** begin Data supplied **
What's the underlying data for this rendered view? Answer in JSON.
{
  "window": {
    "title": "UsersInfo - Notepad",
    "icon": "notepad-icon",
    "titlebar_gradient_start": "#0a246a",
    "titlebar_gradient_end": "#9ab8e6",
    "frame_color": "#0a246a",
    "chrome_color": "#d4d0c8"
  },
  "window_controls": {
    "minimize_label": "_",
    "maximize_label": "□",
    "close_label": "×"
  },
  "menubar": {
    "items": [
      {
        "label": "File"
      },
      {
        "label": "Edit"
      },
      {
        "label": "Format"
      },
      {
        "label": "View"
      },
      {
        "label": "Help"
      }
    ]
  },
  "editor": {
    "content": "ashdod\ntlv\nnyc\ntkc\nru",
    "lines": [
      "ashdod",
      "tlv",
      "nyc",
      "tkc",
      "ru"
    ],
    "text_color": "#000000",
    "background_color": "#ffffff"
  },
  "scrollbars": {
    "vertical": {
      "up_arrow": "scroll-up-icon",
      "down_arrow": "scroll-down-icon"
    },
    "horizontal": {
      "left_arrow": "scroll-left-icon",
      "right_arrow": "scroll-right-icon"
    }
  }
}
** end Data supplied **
## Work to complete
Return each line with "ashdod".

## Answer to this exercise
    "content": "ashdod\ntlv\nnyc\ntkc\nru",
      "ashdod",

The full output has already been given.